> _WHAT THE TASK ASKS_: Everything in the data should be repeated exactly, save for the images.

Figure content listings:
>> BEGIN
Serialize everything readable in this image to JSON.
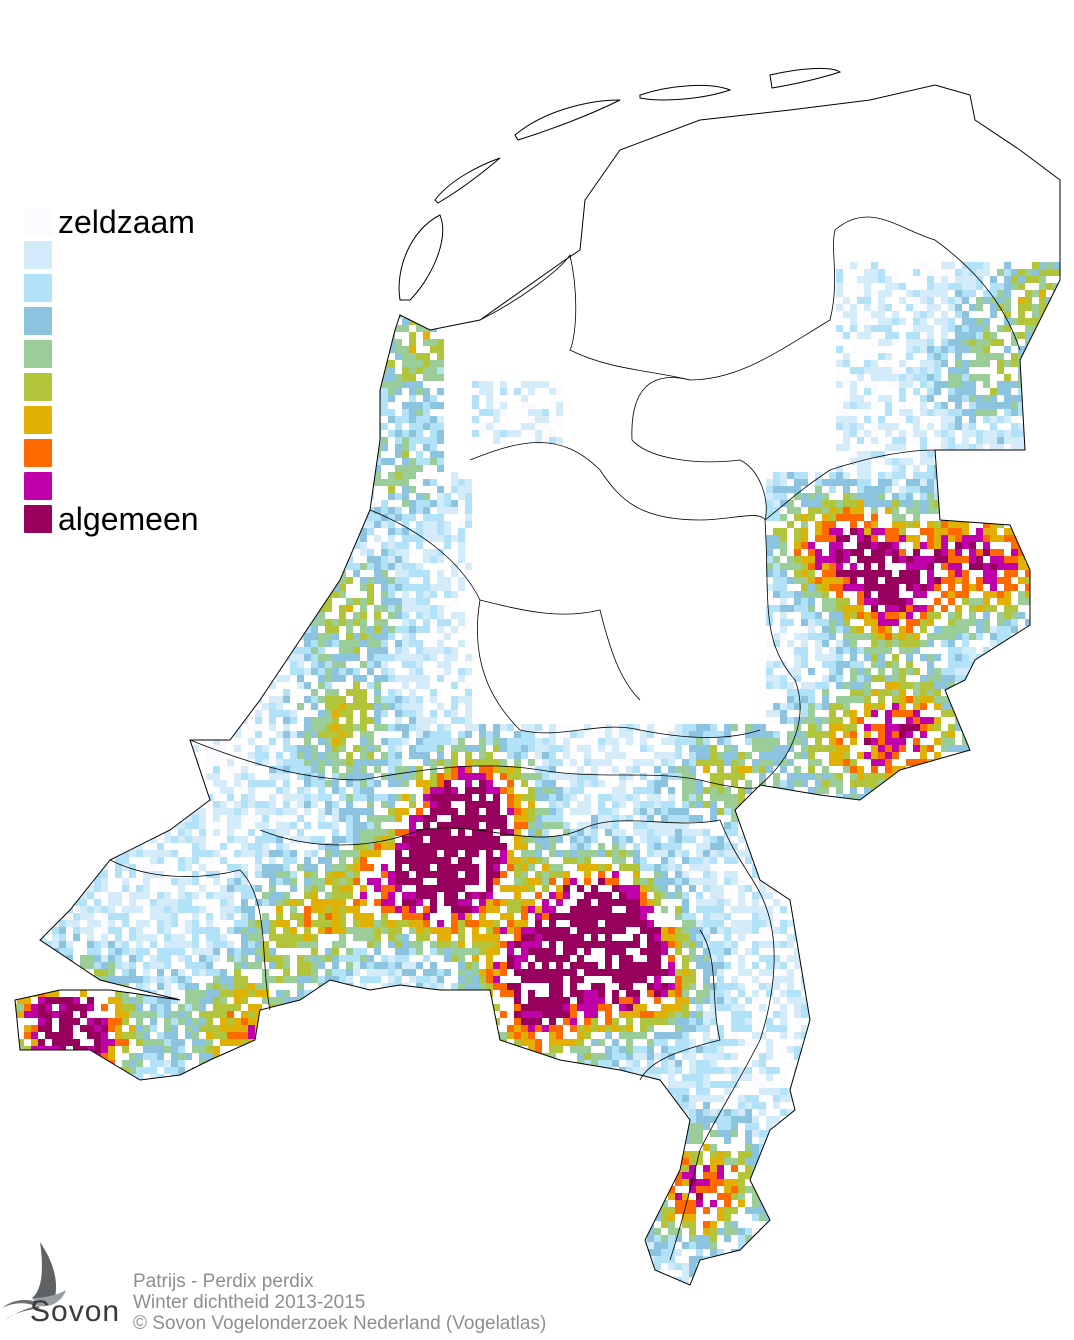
{
  "legend": {
    "items": [
      {
        "label": "zeldzaam",
        "color": "#fafaff"
      },
      {
        "label": "",
        "color": "#d4ebfa"
      },
      {
        "label": "",
        "color": "#b2e2f8"
      },
      {
        "label": "",
        "color": "#8cc4e0"
      },
      {
        "label": "",
        "color": "#9acd97"
      },
      {
        "label": "",
        "color": "#b2c43a"
      },
      {
        "label": "",
        "color": "#e1b005"
      },
      {
        "label": "",
        "color": "#ff6a00"
      },
      {
        "label": "",
        "color": "#c000a8"
      },
      {
        "label": "algemeen",
        "color": "#98005e"
      }
    ]
  },
  "logo": {
    "text": "Sovon"
  },
  "caption": {
    "species": "Patrijs - Perdix perdix",
    "subtitle": "Winter dichtheid 2013-2015",
    "copyright": "© Sovon Vogelonderzoek Nederland (Vogelatlas)"
  }
}
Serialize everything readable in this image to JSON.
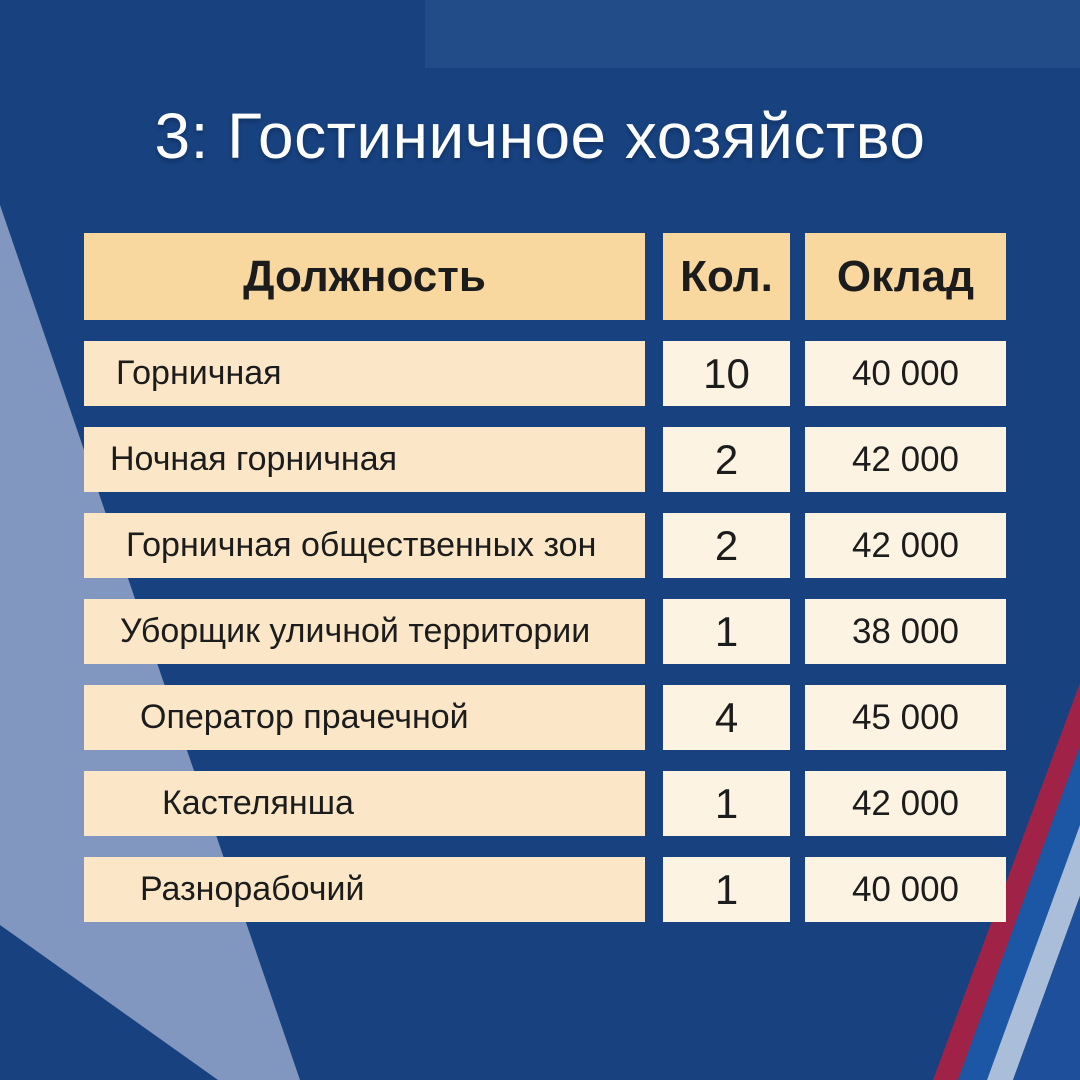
{
  "title": "3: Гостиничное хозяйство",
  "table": {
    "headers": {
      "position": "Должность",
      "count": "Кол.",
      "salary": "Оклад"
    },
    "rows": [
      {
        "position": "Горничная",
        "count": "10",
        "salary": "40 000"
      },
      {
        "position": "Ночная горничная",
        "count": "2",
        "salary": "42 000"
      },
      {
        "position": "Горничная общественных зон",
        "count": "2",
        "salary": "42 000"
      },
      {
        "position": "Уборщик уличной территории",
        "count": "1",
        "salary": "38 000"
      },
      {
        "position": "Оператор прачечной",
        "count": "4",
        "salary": "45 000"
      },
      {
        "position": "Кастелянша",
        "count": "1",
        "salary": "42 000"
      },
      {
        "position": "Разнорабочий",
        "count": "1",
        "salary": "40 000"
      }
    ]
  },
  "colors": {
    "background_navy": "#17417F",
    "light_slate_shape": "#8297BF",
    "header_cell": "#F9D8A0",
    "position_cell": "#FBE7C8",
    "value_cell": "#FDF3E2",
    "cell_text": "#1C1C1C",
    "title_text": "#FDFDFD",
    "stripe_red": "#A02347",
    "stripe_blue": "#1C57A6",
    "stripe_light": "#ABBED9",
    "corner_blue": "#1E4F9B"
  }
}
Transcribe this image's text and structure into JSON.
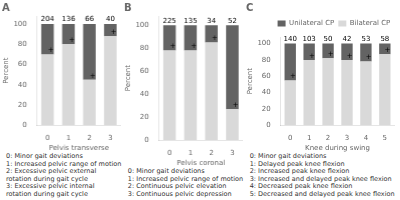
{
  "chart_data": [
    {
      "type": "bar",
      "title": "A",
      "stacked": true,
      "grid": false,
      "xlabel": "Pelvis transverse",
      "ylabel": "Percent",
      "categories": [
        "0",
        "1",
        "2",
        "3"
      ],
      "series": [
        {
          "name": "Bilateral CP",
          "color": "#d9d9d9",
          "values": [
            70,
            80,
            45,
            88
          ]
        },
        {
          "name": "Unilateral CP",
          "color": "#636363",
          "values": [
            30,
            20,
            55,
            12
          ]
        }
      ],
      "counts": [
        204,
        136,
        66,
        40
      ],
      "ylim": [
        0,
        108
      ],
      "yticks": [
        0,
        20,
        40,
        60,
        80,
        100
      ],
      "annotations": [
        {
          "text": "+",
          "x": "0",
          "y": 70
        },
        {
          "text": "+",
          "x": "1",
          "y": 80
        },
        {
          "text": "+",
          "x": "2",
          "y": 45
        },
        {
          "text": "+",
          "x": "3",
          "y": 88
        },
        {
          "text": "0: Minor gait deviations"
        },
        {
          "text": "1: Increased pelvic range of motion"
        },
        {
          "text": "2: Excessive pelvic external rotation during gait cycle"
        },
        {
          "text": "3: Excessive pelvic internal rotation during gait cycle"
        }
      ]
    },
    {
      "type": "bar",
      "title": "B",
      "stacked": true,
      "grid": false,
      "xlabel": "Pelvis coronal",
      "ylabel": "Percent",
      "categories": [
        "0",
        "1",
        "2",
        "3"
      ],
      "series": [
        {
          "name": "Bilateral CP",
          "color": "#d9d9d9",
          "values": [
            78,
            78,
            85,
            27
          ]
        },
        {
          "name": "Unilateral CP",
          "color": "#636363",
          "values": [
            22,
            22,
            15,
            73
          ]
        }
      ],
      "counts": [
        225,
        135,
        34,
        52
      ],
      "ylim": [
        0,
        108
      ],
      "yticks": [
        0,
        20,
        40,
        60,
        80,
        100
      ],
      "annotations": [
        {
          "text": "+",
          "x": "0",
          "y": 78
        },
        {
          "text": "+",
          "x": "1",
          "y": 78
        },
        {
          "text": "+",
          "x": "2",
          "y": 85
        },
        {
          "text": "+",
          "x": "3",
          "y": 27
        },
        {
          "text": "0: Minor gait deviations"
        },
        {
          "text": "1: Increased pelvic range of motion"
        },
        {
          "text": "2: Continuous pelvic elevation"
        },
        {
          "text": "3: Continuous pelvic depression"
        }
      ]
    },
    {
      "type": "bar",
      "title": "C",
      "stacked": true,
      "grid": false,
      "legend": "upper right",
      "xlabel": "Knee during swing",
      "ylabel": "Percent",
      "categories": [
        "0",
        "1",
        "2",
        "3",
        "4",
        "5"
      ],
      "series": [
        {
          "name": "Bilateral CP",
          "color": "#d9d9d9",
          "values": [
            55,
            80,
            82,
            80,
            78,
            87
          ]
        },
        {
          "name": "Unilateral CP",
          "color": "#636363",
          "values": [
            45,
            20,
            18,
            20,
            22,
            13
          ]
        }
      ],
      "counts": [
        140,
        103,
        50,
        42,
        53,
        58
      ],
      "ylim": [
        0,
        108
      ],
      "yticks": [
        0,
        20,
        40,
        60,
        80,
        100
      ],
      "annotations": [
        {
          "text": "+",
          "x": "0",
          "y": 55
        },
        {
          "text": "+",
          "x": "1",
          "y": 80
        },
        {
          "text": "+",
          "x": "2",
          "y": 82
        },
        {
          "text": "+",
          "x": "3",
          "y": 80
        },
        {
          "text": "+",
          "x": "4",
          "y": 78
        },
        {
          "text": "+",
          "x": "5",
          "y": 87
        },
        {
          "text": "0: Minor gait deviations"
        },
        {
          "text": "1: Delayed peak knee flexion"
        },
        {
          "text": "2: Increased peak knee flexion"
        },
        {
          "text": "3: Increased and delayed peak knee flexion"
        },
        {
          "text": "4: Decreased peak knee flexion"
        },
        {
          "text": "5: Decreased and delayed peak knee flexion"
        }
      ]
    }
  ]
}
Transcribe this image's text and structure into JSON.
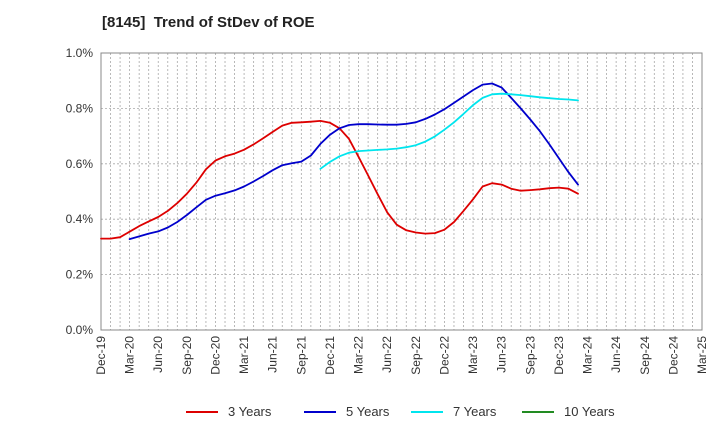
>> END
> _RESPONSE TO THIS EXERCISE_:
Serialize everything readable in this image to JSON.
{
  "legend": {
    "items": [
      {
        "label": "zeldzaam",
        "color": "#fafaff"
      },
      {
        "label": "",
        "color": "#d4ebfa"
      },
      {
        "label": "",
        "color": "#b2e2f8"
      },
      {
        "label": "",
        "color": "#8cc4e0"
      },
      {
        "label": "",
        "color": "#9acd97"
      },
      {
        "label": "",
        "color": "#b2c43a"
      },
      {
        "label": "",
        "color": "#e1b005"
      },
      {
        "label": "",
        "color": "#ff6a00"
      },
      {
        "label": "",
        "color": "#c000a8"
      },
      {
        "label": "algemeen",
        "color": "#98005e"
      }
    ]
  },
  "logo": {
    "text": "Sovon"
  },
  "caption": {
    "species": "Patrijs - Perdix perdix",
    "subtitle": "Winter dichtheid 2013-2015",
    "copyright": "© Sovon Vogelonderzoek Nederland (Vogelatlas)"
  }
}
Serialize everything readable in this image to JSON.
{
  "title": "3: Гостиничное хозяйство",
  "table": {
    "headers": {
      "position": "Должность",
      "count": "Кол.",
      "salary": "Оклад"
    },
    "rows": [
      {
        "position": "Горничная",
        "count": "10",
        "salary": "40 000"
      },
      {
        "position": "Ночная горничная",
        "count": "2",
        "salary": "42 000"
      },
      {
        "position": "Горничная общественных зон",
        "count": "2",
        "salary": "42 000"
      },
      {
        "position": "Уборщик уличной территории",
        "count": "1",
        "salary": "38 000"
      },
      {
        "position": "Оператор прачечной",
        "count": "4",
        "salary": "45 000"
      },
      {
        "position": "Кастелянша",
        "count": "1",
        "salary": "42 000"
      },
      {
        "position": "Разнорабочий",
        "count": "1",
        "salary": "40 000"
      }
    ]
  },
  "colors": {
    "background_navy": "#17417F",
    "light_slate_shape": "#8297BF",
    "header_cell": "#F9D8A0",
    "position_cell": "#FBE7C8",
    "value_cell": "#FDF3E2",
    "cell_text": "#1C1C1C",
    "title_text": "#FDFDFD",
    "stripe_red": "#A02347",
    "stripe_blue": "#1C57A6",
    "stripe_light": "#ABBED9",
    "corner_blue": "#1E4F9B"
  }
}
Transcribe this image's text and structure into JSON.
{
  "chart_data": [
    {
      "type": "bar",
      "title": "A",
      "stacked": true,
      "grid": false,
      "xlabel": "Pelvis transverse",
      "ylabel": "Percent",
      "categories": [
        "0",
        "1",
        "2",
        "3"
      ],
      "series": [
        {
          "name": "Bilateral CP",
          "color": "#d9d9d9",
          "values": [
            70,
            80,
            45,
            88
          ]
        },
        {
          "name": "Unilateral CP",
          "color": "#636363",
          "values": [
            30,
            20,
            55,
            12
          ]
        }
      ],
      "counts": [
        204,
        136,
        66,
        40
      ],
      "ylim": [
        0,
        108
      ],
      "yticks": [
        0,
        20,
        40,
        60,
        80,
        100
      ],
      "annotations": [
        {
          "text": "+",
          "x": "0",
          "y": 70
        },
        {
          "text": "+",
          "x": "1",
          "y": 80
        },
        {
          "text": "+",
          "x": "2",
          "y": 45
        },
        {
          "text": "+",
          "x": "3",
          "y": 88
        },
        {
          "text": "0: Minor gait deviations"
        },
        {
          "text": "1: Increased pelvic range of motion"
        },
        {
          "text": "2: Excessive pelvic external rotation during gait cycle"
        },
        {
          "text": "3: Excessive pelvic internal rotation during gait cycle"
        }
      ]
    },
    {
      "type": "bar",
      "title": "B",
      "stacked": true,
      "grid": false,
      "xlabel": "Pelvis coronal",
      "ylabel": "Percent",
      "categories": [
        "0",
        "1",
        "2",
        "3"
      ],
      "series": [
        {
          "name": "Bilateral CP",
          "color": "#d9d9d9",
          "values": [
            78,
            78,
            85,
            27
          ]
        },
        {
          "name": "Unilateral CP",
          "color": "#636363",
          "values": [
            22,
            22,
            15,
            73
          ]
        }
      ],
      "counts": [
        225,
        135,
        34,
        52
      ],
      "ylim": [
        0,
        108
      ],
      "yticks": [
        0,
        20,
        40,
        60,
        80,
        100
      ],
      "annotations": [
        {
          "text": "+",
          "x": "0",
          "y": 78
        },
        {
          "text": "+",
          "x": "1",
          "y": 78
        },
        {
          "text": "+",
          "x": "2",
          "y": 85
        },
        {
          "text": "+",
          "x": "3",
          "y": 27
        },
        {
          "text": "0: Minor gait deviations"
        },
        {
          "text": "1: Increased pelvic range of motion"
        },
        {
          "text": "2: Continuous pelvic elevation"
        },
        {
          "text": "3: Continuous pelvic depression"
        }
      ]
    },
    {
      "type": "bar",
      "title": "C",
      "stacked": true,
      "grid": false,
      "legend": "upper right",
      "xlabel": "Knee during swing",
      "ylabel": "Percent",
      "categories": [
        "0",
        "1",
        "2",
        "3",
        "4",
        "5"
      ],
      "series": [
        {
          "name": "Bilateral CP",
          "color": "#d9d9d9",
          "values": [
            55,
            80,
            82,
            80,
            78,
            87
          ]
        },
        {
          "name": "Unilateral CP",
          "color": "#636363",
          "values": [
            45,
            20,
            18,
            20,
            22,
            13
          ]
        }
      ],
      "counts": [
        140,
        103,
        50,
        42,
        53,
        58
      ],
      "ylim": [
        0,
        108
      ],
      "yticks": [
        0,
        20,
        40,
        60,
        80,
        100
      ],
      "annotations": [
        {
          "text": "+",
          "x": "0",
          "y": 55
        },
        {
          "text": "+",
          "x": "1",
          "y": 80
        },
        {
          "text": "+",
          "x": "2",
          "y": 82
        },
        {
          "text": "+",
          "x": "3",
          "y": 80
        },
        {
          "text": "+",
          "x": "4",
          "y": 78
        },
        {
          "text": "+",
          "x": "5",
          "y": 87
        },
        {
          "text": "0: Minor gait deviations"
        },
        {
          "text": "1: Delayed peak knee flexion"
        },
        {
          "text": "2: Increased peak knee flexion"
        },
        {
          "text": "3: Increased and delayed peak knee flexion"
        },
        {
          "text": "4: Decreased peak knee flexion"
        },
        {
          "text": "5: Decreased and delayed peak knee flexion"
        }
      ]
    }
  ]
}
Transcribe this image's text and structure into JSON.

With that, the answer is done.